● **Problem description**: Look through the lines below and extract each one that contains "color".

Stored items:
BEGIN
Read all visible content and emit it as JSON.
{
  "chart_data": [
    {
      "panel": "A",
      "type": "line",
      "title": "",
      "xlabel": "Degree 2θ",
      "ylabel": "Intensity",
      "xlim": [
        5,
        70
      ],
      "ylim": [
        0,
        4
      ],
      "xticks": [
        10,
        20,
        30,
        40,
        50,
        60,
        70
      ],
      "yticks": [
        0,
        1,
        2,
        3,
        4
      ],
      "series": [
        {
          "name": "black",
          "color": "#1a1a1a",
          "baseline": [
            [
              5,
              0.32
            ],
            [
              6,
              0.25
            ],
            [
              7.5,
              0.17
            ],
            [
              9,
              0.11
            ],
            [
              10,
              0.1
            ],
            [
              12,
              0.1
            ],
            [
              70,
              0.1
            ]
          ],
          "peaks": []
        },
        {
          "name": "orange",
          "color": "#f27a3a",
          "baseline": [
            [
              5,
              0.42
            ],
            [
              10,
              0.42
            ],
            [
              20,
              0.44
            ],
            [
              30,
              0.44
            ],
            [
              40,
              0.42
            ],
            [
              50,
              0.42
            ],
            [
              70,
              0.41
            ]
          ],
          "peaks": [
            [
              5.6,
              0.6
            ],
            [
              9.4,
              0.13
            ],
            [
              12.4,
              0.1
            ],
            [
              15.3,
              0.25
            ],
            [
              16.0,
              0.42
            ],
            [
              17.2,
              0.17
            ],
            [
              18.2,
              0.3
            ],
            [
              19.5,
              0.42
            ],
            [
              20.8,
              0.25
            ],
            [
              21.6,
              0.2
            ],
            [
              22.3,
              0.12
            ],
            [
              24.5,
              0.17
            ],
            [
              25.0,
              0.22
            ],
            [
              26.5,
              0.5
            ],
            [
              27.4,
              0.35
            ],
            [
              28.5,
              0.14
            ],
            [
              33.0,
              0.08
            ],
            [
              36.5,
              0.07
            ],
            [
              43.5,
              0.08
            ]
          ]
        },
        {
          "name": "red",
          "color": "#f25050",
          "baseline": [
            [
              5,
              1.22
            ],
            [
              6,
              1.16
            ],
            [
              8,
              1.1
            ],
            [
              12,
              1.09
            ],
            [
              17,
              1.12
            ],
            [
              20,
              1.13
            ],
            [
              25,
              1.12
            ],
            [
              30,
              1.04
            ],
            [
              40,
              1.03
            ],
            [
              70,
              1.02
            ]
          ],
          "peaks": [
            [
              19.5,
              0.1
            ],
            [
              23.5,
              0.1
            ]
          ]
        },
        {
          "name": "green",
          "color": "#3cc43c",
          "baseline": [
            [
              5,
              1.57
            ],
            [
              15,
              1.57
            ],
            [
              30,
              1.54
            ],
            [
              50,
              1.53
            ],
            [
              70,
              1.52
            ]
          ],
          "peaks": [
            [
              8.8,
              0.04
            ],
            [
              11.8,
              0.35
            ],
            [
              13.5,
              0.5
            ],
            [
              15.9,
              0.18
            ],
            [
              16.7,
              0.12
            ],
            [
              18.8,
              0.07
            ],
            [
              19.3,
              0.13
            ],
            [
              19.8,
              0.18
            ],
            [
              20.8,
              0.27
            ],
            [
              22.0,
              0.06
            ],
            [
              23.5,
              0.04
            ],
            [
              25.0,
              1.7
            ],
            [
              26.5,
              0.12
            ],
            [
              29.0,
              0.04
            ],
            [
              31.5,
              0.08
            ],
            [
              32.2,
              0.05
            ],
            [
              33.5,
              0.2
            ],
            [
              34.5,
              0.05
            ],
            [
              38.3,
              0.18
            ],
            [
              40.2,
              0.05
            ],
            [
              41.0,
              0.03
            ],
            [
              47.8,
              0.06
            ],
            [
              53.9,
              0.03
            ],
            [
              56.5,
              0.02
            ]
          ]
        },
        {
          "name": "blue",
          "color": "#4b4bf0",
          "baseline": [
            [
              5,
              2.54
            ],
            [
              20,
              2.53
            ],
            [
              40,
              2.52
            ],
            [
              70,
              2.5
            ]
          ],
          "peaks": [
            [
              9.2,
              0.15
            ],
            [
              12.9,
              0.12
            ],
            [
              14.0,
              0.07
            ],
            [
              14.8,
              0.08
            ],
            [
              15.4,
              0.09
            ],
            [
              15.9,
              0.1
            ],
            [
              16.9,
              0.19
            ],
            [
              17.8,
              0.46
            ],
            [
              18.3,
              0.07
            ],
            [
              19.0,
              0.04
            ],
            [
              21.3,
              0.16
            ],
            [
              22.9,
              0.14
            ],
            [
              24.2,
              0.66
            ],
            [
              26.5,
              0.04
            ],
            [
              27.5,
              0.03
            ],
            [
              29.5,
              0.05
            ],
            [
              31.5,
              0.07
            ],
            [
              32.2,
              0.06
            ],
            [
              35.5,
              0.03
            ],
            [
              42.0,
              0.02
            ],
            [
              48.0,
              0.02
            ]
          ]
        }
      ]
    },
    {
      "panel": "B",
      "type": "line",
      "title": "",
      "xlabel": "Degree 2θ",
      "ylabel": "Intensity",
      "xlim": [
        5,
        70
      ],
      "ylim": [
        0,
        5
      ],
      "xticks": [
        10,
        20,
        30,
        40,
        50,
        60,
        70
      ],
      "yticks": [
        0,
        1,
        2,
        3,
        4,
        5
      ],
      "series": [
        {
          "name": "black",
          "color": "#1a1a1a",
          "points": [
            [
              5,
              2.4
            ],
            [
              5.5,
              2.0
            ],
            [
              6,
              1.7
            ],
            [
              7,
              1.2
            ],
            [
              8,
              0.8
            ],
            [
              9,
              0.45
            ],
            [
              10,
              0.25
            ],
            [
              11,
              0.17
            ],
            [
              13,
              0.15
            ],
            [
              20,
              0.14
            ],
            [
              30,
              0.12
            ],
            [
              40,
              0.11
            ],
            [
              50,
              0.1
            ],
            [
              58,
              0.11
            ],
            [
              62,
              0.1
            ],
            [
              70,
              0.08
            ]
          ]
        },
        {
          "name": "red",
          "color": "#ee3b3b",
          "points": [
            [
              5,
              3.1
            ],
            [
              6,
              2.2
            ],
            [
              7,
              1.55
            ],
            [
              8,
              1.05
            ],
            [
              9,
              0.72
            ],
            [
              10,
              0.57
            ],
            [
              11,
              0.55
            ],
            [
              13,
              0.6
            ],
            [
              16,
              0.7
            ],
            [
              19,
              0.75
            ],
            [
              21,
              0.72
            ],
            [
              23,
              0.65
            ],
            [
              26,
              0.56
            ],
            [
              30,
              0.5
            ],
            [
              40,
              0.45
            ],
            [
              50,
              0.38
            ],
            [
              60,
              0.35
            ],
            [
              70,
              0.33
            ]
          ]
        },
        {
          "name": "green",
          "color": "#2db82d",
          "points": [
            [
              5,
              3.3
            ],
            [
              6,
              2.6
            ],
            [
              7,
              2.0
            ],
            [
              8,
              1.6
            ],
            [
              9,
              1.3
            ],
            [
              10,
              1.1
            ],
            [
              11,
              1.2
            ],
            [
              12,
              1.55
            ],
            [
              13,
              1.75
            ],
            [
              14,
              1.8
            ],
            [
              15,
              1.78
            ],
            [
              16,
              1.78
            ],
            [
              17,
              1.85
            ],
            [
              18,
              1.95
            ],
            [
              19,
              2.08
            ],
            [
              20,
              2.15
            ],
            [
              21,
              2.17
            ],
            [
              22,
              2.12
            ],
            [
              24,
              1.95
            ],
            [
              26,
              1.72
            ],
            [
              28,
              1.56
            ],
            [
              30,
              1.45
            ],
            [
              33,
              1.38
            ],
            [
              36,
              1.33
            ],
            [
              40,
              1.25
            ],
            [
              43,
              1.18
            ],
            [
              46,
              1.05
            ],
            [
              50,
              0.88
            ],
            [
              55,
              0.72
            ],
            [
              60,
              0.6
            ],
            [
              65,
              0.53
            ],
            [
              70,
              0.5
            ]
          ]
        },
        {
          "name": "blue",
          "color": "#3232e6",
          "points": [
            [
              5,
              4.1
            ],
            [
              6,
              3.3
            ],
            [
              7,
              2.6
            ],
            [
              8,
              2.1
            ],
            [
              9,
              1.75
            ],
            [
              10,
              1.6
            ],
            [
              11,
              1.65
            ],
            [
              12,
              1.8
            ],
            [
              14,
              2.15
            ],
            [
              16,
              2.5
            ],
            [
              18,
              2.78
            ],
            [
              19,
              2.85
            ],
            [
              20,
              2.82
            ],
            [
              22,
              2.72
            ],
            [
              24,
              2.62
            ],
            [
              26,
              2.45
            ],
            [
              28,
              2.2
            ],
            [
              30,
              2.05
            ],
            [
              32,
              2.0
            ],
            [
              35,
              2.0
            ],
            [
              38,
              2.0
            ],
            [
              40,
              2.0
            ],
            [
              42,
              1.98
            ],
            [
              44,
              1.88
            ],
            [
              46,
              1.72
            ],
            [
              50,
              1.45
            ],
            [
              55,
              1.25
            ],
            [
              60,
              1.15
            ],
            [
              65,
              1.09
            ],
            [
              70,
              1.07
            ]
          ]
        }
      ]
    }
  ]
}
END
● **Result of the exercise**:
          "color": "#1a1a1a",
          "color": "#f27a3a",
          "color": "#f25050",
          "color": "#3cc43c",
          "color": "#4b4bf0",
          "color": "#1a1a1a",
          "color": "#ee3b3b",
          "color": "#2db82d",
          "color": "#3232e6",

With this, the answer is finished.